# [DIRECTIONS]
From the entries below, copy every line holding the word "their".

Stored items
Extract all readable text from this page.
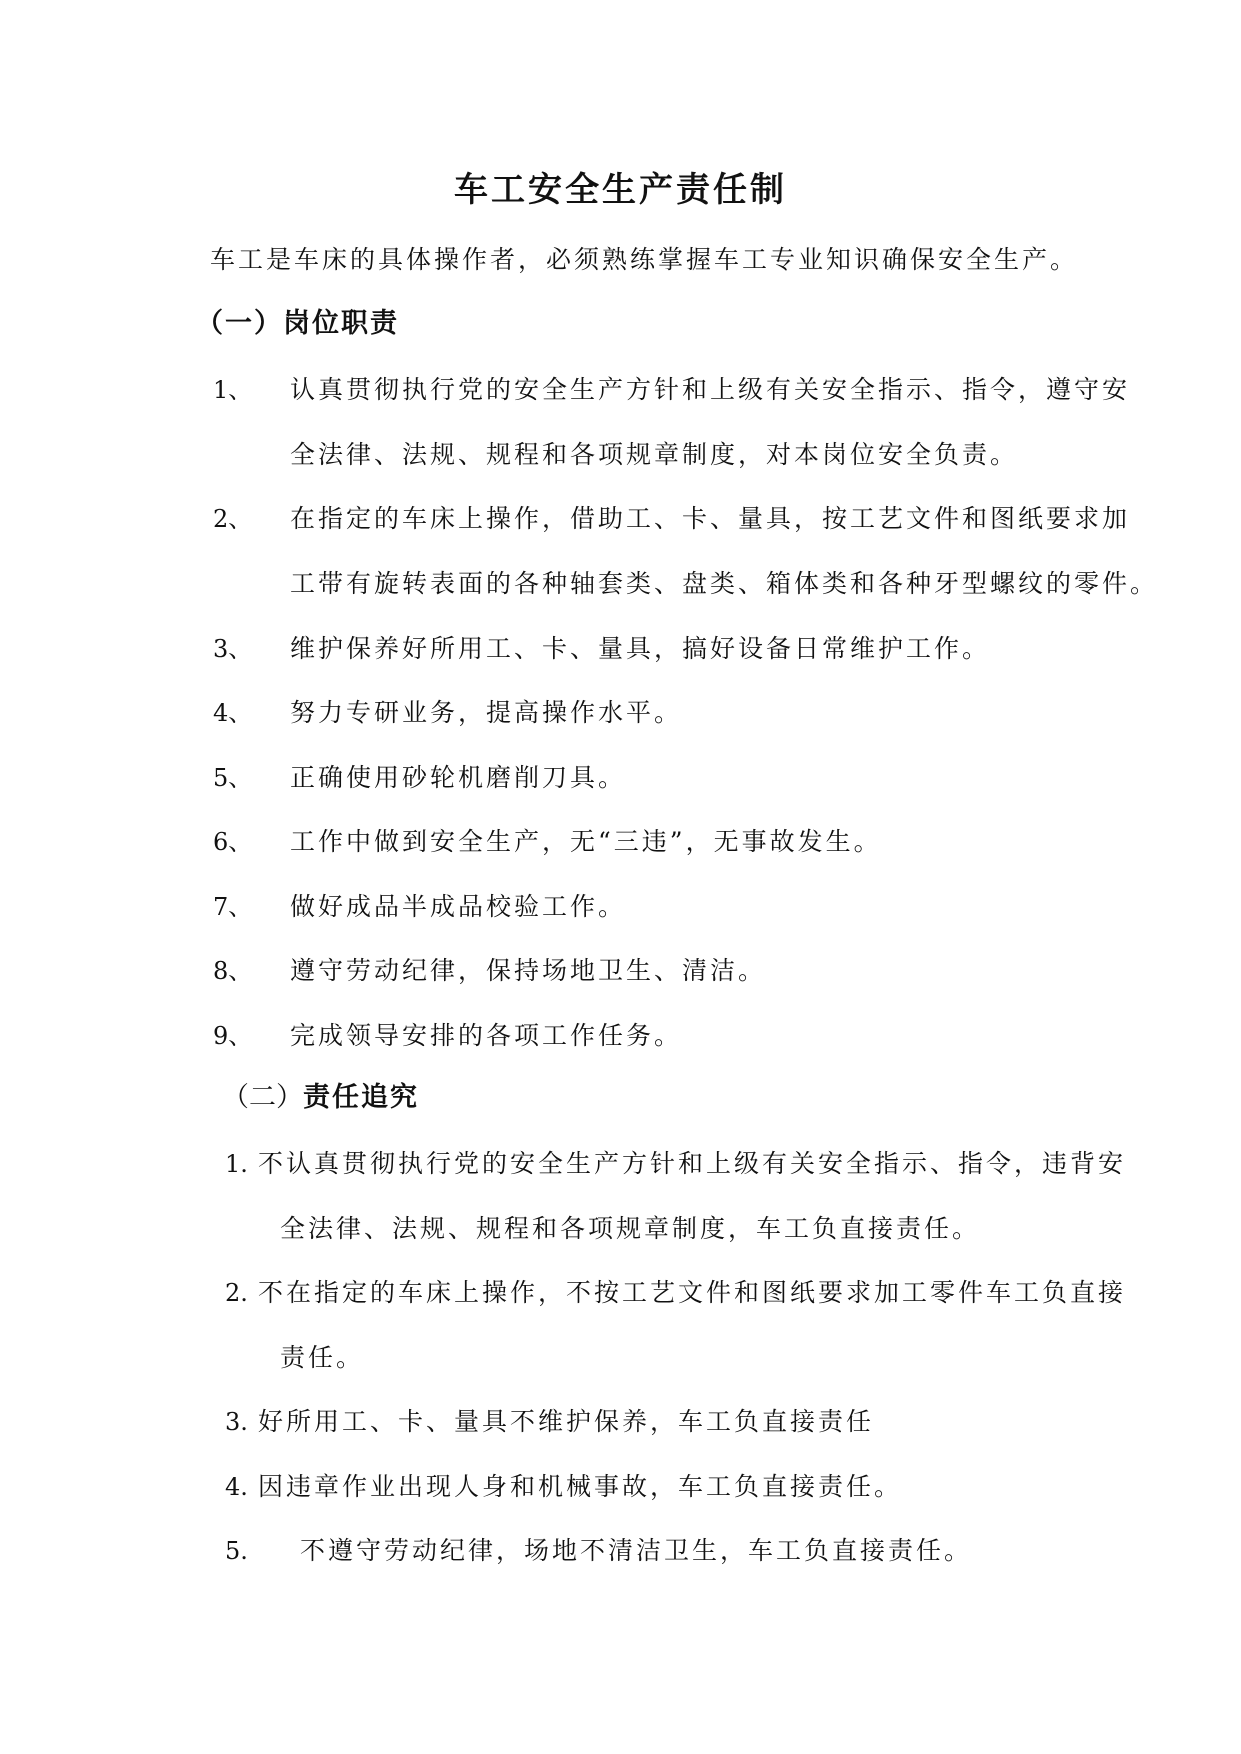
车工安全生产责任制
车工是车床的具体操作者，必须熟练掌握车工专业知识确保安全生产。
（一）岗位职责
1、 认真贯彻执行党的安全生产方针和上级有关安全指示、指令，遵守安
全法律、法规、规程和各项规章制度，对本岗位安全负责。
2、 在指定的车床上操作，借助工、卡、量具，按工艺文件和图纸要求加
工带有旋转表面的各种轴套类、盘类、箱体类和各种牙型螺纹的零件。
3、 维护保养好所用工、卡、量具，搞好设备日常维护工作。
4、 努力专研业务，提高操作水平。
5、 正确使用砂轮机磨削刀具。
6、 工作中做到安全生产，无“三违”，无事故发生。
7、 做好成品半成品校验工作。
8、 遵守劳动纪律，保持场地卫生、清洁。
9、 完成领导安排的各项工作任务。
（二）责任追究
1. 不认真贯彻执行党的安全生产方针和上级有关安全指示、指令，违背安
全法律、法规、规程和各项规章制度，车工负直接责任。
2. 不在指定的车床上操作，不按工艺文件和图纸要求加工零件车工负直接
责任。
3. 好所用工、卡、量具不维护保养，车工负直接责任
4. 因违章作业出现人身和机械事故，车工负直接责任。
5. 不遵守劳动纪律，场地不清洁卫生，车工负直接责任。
--
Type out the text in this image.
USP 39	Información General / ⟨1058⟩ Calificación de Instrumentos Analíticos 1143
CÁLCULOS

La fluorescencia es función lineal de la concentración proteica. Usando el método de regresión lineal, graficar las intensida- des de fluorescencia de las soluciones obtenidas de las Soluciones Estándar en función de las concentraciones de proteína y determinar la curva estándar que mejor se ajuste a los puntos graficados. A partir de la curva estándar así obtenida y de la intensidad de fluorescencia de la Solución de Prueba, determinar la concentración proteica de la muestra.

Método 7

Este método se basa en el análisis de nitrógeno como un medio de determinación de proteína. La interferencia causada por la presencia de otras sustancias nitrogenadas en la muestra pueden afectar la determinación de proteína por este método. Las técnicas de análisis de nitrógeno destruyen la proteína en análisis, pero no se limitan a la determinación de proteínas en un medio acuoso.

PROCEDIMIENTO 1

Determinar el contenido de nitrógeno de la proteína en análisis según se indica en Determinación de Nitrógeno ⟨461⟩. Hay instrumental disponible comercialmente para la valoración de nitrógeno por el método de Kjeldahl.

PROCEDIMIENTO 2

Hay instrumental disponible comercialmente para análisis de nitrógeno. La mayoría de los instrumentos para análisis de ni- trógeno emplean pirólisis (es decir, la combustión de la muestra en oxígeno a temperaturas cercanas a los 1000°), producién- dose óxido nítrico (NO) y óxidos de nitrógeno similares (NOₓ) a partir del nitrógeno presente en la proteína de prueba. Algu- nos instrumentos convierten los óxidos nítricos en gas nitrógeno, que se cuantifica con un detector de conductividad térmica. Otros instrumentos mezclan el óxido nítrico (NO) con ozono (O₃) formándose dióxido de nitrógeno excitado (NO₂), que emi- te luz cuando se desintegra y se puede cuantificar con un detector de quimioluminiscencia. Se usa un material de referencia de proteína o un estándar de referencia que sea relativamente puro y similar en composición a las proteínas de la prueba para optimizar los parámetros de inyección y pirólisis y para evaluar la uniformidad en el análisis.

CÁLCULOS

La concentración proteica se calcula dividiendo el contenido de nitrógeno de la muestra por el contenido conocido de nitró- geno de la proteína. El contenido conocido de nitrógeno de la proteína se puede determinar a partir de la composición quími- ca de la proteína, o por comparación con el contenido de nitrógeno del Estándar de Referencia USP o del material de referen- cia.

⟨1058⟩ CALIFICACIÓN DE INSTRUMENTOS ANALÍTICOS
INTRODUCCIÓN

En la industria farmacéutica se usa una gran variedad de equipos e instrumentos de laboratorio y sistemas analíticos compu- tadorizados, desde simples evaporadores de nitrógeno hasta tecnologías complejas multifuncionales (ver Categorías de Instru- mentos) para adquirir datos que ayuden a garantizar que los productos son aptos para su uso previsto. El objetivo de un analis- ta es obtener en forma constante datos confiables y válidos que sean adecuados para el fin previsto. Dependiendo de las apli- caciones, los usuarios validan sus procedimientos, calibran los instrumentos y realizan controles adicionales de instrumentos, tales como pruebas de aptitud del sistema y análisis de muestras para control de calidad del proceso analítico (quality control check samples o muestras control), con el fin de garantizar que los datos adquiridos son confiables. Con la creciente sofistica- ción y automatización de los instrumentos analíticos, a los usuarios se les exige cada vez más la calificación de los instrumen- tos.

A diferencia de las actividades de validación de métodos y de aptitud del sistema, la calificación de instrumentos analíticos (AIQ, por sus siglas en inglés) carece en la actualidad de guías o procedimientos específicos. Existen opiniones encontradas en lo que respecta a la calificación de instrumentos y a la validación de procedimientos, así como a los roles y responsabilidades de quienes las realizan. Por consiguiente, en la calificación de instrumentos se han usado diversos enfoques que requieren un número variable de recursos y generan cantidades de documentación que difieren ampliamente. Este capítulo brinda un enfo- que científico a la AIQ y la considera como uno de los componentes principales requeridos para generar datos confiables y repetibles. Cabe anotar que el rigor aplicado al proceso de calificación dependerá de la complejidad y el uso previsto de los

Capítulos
---
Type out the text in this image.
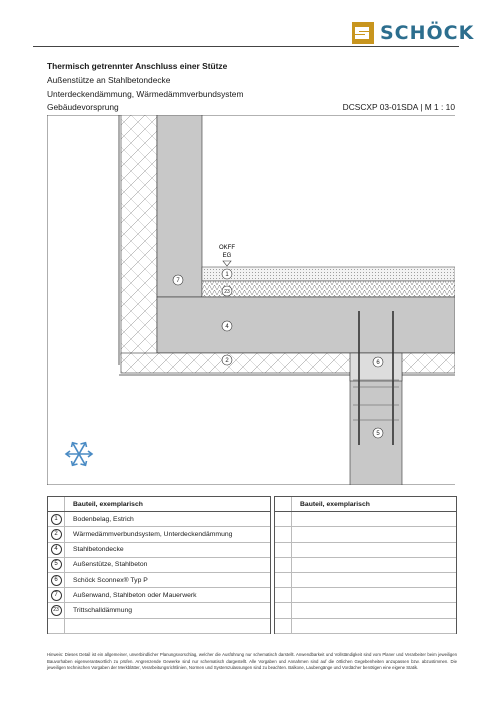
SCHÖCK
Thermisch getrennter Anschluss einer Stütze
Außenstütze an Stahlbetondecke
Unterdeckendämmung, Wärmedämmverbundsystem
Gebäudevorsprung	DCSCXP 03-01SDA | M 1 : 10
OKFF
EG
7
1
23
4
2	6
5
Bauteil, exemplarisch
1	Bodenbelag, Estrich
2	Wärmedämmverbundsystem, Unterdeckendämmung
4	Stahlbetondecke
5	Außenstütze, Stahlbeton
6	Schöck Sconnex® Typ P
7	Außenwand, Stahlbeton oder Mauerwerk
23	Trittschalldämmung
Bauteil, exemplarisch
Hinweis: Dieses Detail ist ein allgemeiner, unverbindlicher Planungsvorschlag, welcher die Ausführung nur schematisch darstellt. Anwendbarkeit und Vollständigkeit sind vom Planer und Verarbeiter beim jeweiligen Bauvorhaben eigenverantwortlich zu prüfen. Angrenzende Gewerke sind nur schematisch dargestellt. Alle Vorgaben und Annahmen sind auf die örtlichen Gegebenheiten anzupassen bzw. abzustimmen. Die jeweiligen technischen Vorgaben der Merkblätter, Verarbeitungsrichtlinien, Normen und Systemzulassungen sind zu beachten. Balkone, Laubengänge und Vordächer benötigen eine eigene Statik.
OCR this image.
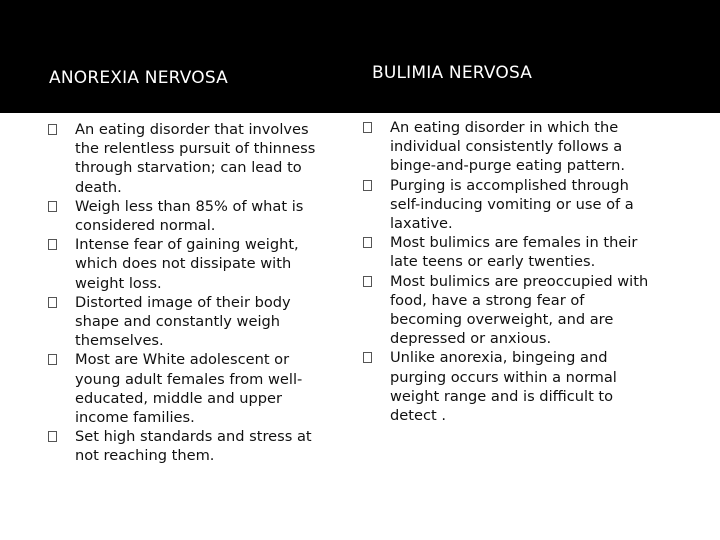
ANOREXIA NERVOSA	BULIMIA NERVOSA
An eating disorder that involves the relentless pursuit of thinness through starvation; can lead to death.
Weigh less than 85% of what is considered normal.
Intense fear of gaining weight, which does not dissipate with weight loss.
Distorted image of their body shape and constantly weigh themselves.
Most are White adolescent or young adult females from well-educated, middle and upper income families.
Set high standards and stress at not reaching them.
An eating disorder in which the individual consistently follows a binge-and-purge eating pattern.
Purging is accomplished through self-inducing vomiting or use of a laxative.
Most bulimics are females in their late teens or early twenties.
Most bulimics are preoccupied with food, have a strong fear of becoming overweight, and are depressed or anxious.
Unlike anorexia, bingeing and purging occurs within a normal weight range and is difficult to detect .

# [EXERCISE ANSWER]
Distorted image of their body shape and constantly weigh themselves.
Most bulimics are females in their late teens or early twenties.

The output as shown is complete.